→ Task brief
Print all records exactly, leaving nothing out.

━━━ Input rows

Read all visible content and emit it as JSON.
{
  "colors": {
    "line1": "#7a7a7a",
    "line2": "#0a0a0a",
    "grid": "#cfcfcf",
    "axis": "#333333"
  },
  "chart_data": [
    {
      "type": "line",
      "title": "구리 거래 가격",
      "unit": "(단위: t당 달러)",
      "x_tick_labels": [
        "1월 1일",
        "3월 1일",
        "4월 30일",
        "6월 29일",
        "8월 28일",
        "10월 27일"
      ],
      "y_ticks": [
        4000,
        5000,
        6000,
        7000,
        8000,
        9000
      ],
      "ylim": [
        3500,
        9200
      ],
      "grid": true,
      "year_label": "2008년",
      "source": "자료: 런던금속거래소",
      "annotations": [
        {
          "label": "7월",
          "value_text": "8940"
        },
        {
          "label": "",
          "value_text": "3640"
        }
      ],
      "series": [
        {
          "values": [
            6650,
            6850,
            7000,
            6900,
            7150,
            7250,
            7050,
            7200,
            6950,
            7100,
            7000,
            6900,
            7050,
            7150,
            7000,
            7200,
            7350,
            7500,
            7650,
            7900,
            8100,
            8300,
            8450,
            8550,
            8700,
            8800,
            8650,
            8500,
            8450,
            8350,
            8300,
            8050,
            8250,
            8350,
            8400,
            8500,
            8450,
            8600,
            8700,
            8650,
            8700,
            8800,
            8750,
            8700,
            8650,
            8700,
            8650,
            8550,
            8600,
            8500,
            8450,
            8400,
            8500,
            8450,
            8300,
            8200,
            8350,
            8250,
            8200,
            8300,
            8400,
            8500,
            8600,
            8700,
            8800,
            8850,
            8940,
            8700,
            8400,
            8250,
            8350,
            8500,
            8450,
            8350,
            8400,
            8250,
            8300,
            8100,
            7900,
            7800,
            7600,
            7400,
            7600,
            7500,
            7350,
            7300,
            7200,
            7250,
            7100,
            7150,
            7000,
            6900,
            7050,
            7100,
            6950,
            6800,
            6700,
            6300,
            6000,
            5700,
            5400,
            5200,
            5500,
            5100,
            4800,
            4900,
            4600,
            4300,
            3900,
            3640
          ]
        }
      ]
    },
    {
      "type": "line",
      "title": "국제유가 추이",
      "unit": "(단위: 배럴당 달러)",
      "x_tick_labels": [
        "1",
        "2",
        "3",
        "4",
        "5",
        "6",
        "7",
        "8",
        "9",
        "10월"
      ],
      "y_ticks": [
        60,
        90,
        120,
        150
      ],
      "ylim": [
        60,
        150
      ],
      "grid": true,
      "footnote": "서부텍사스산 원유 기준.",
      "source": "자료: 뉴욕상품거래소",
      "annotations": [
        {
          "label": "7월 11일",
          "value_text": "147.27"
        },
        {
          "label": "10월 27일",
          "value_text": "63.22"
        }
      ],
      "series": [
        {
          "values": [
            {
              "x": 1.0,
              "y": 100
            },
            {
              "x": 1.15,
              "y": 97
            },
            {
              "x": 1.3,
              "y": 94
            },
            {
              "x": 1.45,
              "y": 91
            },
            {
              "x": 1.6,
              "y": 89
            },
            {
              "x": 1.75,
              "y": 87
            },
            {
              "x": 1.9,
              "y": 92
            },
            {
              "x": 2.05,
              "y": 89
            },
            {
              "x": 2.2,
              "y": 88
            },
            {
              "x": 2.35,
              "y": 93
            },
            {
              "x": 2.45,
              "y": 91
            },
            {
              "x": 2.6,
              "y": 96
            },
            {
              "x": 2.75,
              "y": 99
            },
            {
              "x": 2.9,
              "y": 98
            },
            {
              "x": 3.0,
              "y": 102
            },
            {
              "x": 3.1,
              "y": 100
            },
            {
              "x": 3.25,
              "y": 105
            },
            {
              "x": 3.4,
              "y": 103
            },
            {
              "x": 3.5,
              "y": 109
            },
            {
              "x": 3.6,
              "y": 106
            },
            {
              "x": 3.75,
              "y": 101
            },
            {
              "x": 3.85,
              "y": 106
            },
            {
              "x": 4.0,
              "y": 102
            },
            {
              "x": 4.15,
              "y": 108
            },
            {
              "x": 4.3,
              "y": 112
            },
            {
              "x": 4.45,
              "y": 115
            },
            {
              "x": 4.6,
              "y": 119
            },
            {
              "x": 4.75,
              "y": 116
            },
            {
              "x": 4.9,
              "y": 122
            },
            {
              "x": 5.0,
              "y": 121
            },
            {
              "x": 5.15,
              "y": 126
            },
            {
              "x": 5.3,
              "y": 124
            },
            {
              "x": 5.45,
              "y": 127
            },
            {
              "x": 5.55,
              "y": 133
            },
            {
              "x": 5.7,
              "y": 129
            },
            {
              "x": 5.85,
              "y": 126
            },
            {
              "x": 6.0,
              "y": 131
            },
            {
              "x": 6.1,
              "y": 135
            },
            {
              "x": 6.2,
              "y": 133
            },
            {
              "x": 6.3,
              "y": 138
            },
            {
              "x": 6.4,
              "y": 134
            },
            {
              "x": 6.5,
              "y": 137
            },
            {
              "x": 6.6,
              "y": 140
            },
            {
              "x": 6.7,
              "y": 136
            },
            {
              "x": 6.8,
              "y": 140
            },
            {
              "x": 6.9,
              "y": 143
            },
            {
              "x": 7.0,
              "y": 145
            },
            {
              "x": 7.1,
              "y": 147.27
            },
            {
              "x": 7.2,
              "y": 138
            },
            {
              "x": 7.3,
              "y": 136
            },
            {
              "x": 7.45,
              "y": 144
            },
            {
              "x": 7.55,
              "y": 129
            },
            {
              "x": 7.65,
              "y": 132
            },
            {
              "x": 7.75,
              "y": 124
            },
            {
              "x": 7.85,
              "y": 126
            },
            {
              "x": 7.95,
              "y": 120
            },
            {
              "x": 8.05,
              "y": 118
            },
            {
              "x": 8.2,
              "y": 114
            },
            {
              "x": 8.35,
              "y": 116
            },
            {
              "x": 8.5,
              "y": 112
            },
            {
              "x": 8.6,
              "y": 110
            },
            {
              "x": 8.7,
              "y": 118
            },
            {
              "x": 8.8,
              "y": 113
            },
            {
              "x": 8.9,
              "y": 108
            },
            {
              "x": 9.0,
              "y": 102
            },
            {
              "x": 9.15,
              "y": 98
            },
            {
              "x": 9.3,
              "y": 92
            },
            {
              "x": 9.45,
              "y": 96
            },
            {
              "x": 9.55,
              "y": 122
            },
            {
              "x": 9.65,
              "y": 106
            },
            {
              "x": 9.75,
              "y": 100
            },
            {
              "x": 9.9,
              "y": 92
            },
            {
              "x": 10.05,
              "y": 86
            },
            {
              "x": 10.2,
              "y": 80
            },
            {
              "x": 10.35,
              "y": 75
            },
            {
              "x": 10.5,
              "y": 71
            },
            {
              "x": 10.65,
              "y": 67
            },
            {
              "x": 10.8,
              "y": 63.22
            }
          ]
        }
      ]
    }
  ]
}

━━━━━━

→ Final result
Read all visible content and emit it as JSON.
{
  "colors": {
    "line1": "#7a7a7a",
    "line2": "#0a0a0a",
    "grid": "#cfcfcf",
    "axis": "#333333"
  },
  "chart_data": [
    {
      "type": "line",
      "title": "구리 거래 가격",
      "unit": "(단위: t당 달러)",
      "x_tick_labels": [
        "1월 1일",
        "3월 1일",
        "4월 30일",
        "6월 29일",
        "8월 28일",
        "10월 27일"
      ],
      "y_ticks": [
        4000,
        5000,
        6000,
        7000,
        8000,
        9000
      ],
      "ylim": [
        3500,
        9200
      ],
      "grid": true,
      "year_label": "2008년",
      "source": "자료: 런던금속거래소",
      "annotations": [
        {
          "label": "7월",
          "value_text": "8940"
        },
        {
          "label": "",
          "value_text": "3640"
        }
      ],
      "series": [
        {
          "values": [
            6650,
            6850,
            7000,
            6900,
            7150,
            7250,
            7050,
            7200,
            6950,
            7100,
            7000,
            6900,
            7050,
            7150,
            7000,
            7200,
            7350,
            7500,
            7650,
            7900,
            8100,
            8300,
            8450,
            8550,
            8700,
            8800,
            8650,
            8500,
            8450,
            8350,
            8300,
            8050,
            8250,
            8350,
            8400,
            8500,
            8450,
            8600,
            8700,
            8650,
            8700,
            8800,
            8750,
            8700,
            8650,
            8700,
            8650,
            8550,
            8600,
            8500,
            8450,
            8400,
            8500,
            8450,
            8300,
            8200,
            8350,
            8250,
            8200,
            8300,
            8400,
            8500,
            8600,
            8700,
            8800,
            8850,
            8940,
            8700,
            8400,
            8250,
            8350,
            8500,
            8450,
            8350,
            8400,
            8250,
            8300,
            8100,
            7900,
            7800,
            7600,
            7400,
            7600,
            7500,
            7350,
            7300,
            7200,
            7250,
            7100,
            7150,
            7000,
            6900,
            7050,
            7100,
            6950,
            6800,
            6700,
            6300,
            6000,
            5700,
            5400,
            5200,
            5500,
            5100,
            4800,
            4900,
            4600,
            4300,
            3900,
            3640
          ]
        }
      ]
    },
    {
      "type": "line",
      "title": "국제유가 추이",
      "unit": "(단위: 배럴당 달러)",
      "x_tick_labels": [
        "1",
        "2",
        "3",
        "4",
        "5",
        "6",
        "7",
        "8",
        "9",
        "10월"
      ],
      "y_ticks": [
        60,
        90,
        120,
        150
      ],
      "ylim": [
        60,
        150
      ],
      "grid": true,
      "footnote": "서부텍사스산 원유 기준.",
      "source": "자료: 뉴욕상품거래소",
      "annotations": [
        {
          "label": "7월 11일",
          "value_text": "147.27"
        },
        {
          "label": "10월 27일",
          "value_text": "63.22"
        }
      ],
      "series": [
        {
          "values": [
            {
              "x": 1.0,
              "y": 100
            },
            {
              "x": 1.15,
              "y": 97
            },
            {
              "x": 1.3,
              "y": 94
            },
            {
              "x": 1.45,
              "y": 91
            },
            {
              "x": 1.6,
              "y": 89
            },
            {
              "x": 1.75,
              "y": 87
            },
            {
              "x": 1.9,
              "y": 92
            },
            {
              "x": 2.05,
              "y": 89
            },
            {
              "x": 2.2,
              "y": 88
            },
            {
              "x": 2.35,
              "y": 93
            },
            {
              "x": 2.45,
              "y": 91
            },
            {
              "x": 2.6,
              "y": 96
            },
            {
              "x": 2.75,
              "y": 99
            },
            {
              "x": 2.9,
              "y": 98
            },
            {
              "x": 3.0,
              "y": 102
            },
            {
              "x": 3.1,
              "y": 100
            },
            {
              "x": 3.25,
              "y": 105
            },
            {
              "x": 3.4,
              "y": 103
            },
            {
              "x": 3.5,
              "y": 109
            },
            {
              "x": 3.6,
              "y": 106
            },
            {
              "x": 3.75,
              "y": 101
            },
            {
              "x": 3.85,
              "y": 106
            },
            {
              "x": 4.0,
              "y": 102
            },
            {
              "x": 4.15,
              "y": 108
            },
            {
              "x": 4.3,
              "y": 112
            },
            {
              "x": 4.45,
              "y": 115
            },
            {
              "x": 4.6,
              "y": 119
            },
            {
              "x": 4.75,
              "y": 116
            },
            {
              "x": 4.9,
              "y": 122
            },
            {
              "x": 5.0,
              "y": 121
            },
            {
              "x": 5.15,
              "y": 126
            },
            {
              "x": 5.3,
              "y": 124
            },
            {
              "x": 5.45,
              "y": 127
            },
            {
              "x": 5.55,
              "y": 133
            },
            {
              "x": 5.7,
              "y": 129
            },
            {
              "x": 5.85,
              "y": 126
            },
            {
              "x": 6.0,
              "y": 131
            },
            {
              "x": 6.1,
              "y": 135
            },
            {
              "x": 6.2,
              "y": 133
            },
            {
              "x": 6.3,
              "y": 138
            },
            {
              "x": 6.4,
              "y": 134
            },
            {
              "x": 6.5,
              "y": 137
            },
            {
              "x": 6.6,
              "y": 140
            },
            {
              "x": 6.7,
              "y": 136
            },
            {
              "x": 6.8,
              "y": 140
            },
            {
              "x": 6.9,
              "y": 143
            },
            {
              "x": 7.0,
              "y": 145
            },
            {
              "x": 7.1,
              "y": 147.27
            },
            {
              "x": 7.2,
              "y": 138
            },
            {
              "x": 7.3,
              "y": 136
            },
            {
              "x": 7.45,
              "y": 144
            },
            {
              "x": 7.55,
              "y": 129
            },
            {
              "x": 7.65,
              "y": 132
            },
            {
              "x": 7.75,
              "y": 124
            },
            {
              "x": 7.85,
              "y": 126
            },
            {
              "x": 7.95,
              "y": 120
            },
            {
              "x": 8.05,
              "y": 118
            },
            {
              "x": 8.2,
              "y": 114
            },
            {
              "x": 8.35,
              "y": 116
            },
            {
              "x": 8.5,
              "y": 112
            },
            {
              "x": 8.6,
              "y": 110
            },
            {
              "x": 8.7,
              "y": 118
            },
            {
              "x": 8.8,
              "y": 113
            },
            {
              "x": 8.9,
              "y": 108
            },
            {
              "x": 9.0,
              "y": 102
            },
            {
              "x": 9.15,
              "y": 98
            },
            {
              "x": 9.3,
              "y": 92
            },
            {
              "x": 9.45,
              "y": 96
            },
            {
              "x": 9.55,
              "y": 122
            },
            {
              "x": 9.65,
              "y": 106
            },
            {
              "x": 9.75,
              "y": 100
            },
            {
              "x": 9.9,
              "y": 92
            },
            {
              "x": 10.05,
              "y": 86
            },
            {
              "x": 10.2,
              "y": 80
            },
            {
              "x": 10.35,
              "y": 75
            },
            {
              "x": 10.5,
              "y": 71
            },
            {
              "x": 10.65,
              "y": 67
            },
            {
              "x": 10.8,
              "y": 63.22
            }
          ]
        }
      ]
    }
  ]
}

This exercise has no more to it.